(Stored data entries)
-- begin --

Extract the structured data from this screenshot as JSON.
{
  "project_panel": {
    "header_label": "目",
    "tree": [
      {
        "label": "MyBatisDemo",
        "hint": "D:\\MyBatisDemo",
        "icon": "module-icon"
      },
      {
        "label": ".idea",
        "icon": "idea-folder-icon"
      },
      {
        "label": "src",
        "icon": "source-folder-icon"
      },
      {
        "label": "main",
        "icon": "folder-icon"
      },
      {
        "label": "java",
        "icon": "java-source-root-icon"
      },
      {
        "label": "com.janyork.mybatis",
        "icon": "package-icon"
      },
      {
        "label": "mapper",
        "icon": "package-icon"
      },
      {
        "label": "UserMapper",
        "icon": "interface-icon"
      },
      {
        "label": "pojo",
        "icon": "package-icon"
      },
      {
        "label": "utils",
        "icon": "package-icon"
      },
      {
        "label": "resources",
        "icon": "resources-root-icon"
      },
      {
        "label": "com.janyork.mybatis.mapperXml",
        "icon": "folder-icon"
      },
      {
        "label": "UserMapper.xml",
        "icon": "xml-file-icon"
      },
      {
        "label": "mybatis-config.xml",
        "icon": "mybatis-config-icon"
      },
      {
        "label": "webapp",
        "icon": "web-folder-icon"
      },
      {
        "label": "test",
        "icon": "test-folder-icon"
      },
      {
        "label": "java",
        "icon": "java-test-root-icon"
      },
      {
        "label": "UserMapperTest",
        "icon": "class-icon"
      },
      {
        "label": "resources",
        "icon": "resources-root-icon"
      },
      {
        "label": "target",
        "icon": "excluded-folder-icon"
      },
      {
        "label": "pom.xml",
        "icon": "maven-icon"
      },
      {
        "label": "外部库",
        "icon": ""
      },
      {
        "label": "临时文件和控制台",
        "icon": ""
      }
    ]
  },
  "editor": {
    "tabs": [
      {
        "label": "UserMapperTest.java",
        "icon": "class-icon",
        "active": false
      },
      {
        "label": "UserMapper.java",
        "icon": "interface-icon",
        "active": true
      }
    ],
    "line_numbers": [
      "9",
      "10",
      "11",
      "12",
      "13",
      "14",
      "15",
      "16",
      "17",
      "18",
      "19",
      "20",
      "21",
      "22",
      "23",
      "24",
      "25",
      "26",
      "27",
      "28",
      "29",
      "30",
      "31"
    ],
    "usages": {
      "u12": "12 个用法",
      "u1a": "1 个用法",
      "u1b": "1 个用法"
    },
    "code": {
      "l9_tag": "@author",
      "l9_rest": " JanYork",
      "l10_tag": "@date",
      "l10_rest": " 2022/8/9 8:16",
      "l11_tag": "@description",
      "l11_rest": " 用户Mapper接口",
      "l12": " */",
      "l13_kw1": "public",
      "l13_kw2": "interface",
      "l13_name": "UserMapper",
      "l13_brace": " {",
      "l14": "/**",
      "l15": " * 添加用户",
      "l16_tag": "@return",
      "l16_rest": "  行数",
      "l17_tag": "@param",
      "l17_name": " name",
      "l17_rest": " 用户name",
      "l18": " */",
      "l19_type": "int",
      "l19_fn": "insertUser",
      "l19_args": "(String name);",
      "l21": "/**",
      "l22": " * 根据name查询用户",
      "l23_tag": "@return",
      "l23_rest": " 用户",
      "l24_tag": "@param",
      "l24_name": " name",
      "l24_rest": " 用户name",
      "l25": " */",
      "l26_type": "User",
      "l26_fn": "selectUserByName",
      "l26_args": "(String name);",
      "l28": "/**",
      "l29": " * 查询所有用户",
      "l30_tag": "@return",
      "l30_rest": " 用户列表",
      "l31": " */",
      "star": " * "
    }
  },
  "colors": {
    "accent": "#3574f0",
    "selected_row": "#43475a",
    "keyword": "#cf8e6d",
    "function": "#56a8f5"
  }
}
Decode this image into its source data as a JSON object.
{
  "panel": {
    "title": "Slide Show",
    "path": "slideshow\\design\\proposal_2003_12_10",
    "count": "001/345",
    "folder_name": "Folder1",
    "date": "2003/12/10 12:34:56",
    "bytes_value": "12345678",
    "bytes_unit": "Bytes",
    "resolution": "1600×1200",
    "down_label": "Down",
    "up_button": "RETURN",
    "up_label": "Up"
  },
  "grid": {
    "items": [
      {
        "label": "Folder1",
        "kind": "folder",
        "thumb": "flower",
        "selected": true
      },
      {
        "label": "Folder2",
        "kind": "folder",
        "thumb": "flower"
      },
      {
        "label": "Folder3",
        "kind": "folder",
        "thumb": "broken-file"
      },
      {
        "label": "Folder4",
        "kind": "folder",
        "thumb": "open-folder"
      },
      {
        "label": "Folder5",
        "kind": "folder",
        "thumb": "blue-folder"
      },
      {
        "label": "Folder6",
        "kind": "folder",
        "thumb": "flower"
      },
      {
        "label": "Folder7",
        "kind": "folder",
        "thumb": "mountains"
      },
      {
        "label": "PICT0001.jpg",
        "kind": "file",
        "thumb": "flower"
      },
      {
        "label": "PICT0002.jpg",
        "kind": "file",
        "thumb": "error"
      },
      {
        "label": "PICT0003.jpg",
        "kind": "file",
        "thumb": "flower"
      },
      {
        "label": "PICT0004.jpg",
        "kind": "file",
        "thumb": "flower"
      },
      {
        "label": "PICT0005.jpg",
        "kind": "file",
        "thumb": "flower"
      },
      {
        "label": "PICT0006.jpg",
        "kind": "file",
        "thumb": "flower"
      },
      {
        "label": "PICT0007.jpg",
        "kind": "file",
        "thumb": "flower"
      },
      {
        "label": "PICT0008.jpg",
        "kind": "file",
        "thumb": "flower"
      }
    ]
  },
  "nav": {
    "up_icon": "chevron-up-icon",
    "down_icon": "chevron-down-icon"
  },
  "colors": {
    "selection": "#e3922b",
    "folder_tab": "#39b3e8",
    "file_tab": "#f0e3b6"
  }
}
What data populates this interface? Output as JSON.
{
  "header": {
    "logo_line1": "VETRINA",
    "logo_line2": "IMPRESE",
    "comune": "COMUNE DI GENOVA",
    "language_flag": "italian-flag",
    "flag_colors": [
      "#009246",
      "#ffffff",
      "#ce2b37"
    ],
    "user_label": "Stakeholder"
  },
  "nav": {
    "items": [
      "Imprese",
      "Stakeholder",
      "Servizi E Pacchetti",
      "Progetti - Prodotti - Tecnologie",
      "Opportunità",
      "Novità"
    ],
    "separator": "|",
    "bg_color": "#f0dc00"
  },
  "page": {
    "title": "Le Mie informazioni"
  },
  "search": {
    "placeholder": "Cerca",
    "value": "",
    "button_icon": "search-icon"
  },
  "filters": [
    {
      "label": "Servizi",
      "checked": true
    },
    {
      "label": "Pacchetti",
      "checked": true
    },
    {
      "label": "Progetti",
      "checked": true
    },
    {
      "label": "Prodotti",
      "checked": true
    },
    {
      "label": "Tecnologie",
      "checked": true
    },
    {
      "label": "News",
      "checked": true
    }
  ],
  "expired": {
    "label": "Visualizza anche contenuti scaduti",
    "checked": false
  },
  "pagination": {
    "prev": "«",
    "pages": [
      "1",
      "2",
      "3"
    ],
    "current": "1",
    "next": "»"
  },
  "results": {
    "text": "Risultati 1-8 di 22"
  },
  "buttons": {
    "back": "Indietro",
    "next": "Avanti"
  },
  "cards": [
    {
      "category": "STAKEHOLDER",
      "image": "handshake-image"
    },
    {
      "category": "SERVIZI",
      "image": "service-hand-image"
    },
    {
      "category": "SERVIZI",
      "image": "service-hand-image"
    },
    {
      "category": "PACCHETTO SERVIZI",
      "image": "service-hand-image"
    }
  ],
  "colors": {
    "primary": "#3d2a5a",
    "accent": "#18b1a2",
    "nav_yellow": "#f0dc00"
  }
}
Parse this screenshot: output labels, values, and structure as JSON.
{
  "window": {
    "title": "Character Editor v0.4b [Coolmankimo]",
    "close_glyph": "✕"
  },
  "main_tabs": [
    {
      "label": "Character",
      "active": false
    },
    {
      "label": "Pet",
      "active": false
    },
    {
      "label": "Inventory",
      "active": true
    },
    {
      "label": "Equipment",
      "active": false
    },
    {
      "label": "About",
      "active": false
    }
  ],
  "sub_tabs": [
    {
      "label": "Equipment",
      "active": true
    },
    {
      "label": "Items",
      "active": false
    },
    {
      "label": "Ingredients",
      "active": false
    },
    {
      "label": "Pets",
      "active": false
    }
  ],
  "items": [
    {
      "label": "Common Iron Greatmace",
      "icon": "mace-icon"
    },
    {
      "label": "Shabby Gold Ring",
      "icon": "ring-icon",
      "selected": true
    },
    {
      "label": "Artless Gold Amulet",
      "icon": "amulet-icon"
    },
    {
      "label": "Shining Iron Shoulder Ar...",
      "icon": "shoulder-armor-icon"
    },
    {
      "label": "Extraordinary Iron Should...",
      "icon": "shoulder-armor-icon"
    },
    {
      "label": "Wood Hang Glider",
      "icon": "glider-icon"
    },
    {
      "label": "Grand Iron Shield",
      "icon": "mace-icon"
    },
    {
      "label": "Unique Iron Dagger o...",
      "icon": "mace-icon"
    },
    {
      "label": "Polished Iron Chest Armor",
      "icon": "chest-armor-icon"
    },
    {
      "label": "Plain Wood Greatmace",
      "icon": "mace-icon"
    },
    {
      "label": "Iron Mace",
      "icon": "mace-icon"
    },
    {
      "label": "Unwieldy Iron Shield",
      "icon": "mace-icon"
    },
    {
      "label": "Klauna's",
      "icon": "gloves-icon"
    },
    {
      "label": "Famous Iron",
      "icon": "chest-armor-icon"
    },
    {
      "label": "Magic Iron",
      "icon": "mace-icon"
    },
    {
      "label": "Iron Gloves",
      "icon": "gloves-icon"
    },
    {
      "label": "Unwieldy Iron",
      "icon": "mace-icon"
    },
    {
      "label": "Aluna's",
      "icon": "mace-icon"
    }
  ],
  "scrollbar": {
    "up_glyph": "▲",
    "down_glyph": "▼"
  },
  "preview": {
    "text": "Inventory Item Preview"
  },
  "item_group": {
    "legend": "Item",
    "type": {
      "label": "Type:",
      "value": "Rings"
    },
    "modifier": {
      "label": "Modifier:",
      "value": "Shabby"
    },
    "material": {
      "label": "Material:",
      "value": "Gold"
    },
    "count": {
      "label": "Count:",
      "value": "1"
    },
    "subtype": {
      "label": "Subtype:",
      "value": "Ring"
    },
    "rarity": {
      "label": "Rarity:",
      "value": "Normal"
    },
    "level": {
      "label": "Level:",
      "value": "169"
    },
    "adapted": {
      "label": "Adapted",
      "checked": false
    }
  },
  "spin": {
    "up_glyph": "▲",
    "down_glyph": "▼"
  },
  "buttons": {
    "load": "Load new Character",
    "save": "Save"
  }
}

-- end --

• _PROMPT_
State the count of lines in the data holding the word "Shield", adding nothing to it.

• _RESPONSE TO THE TASK_
2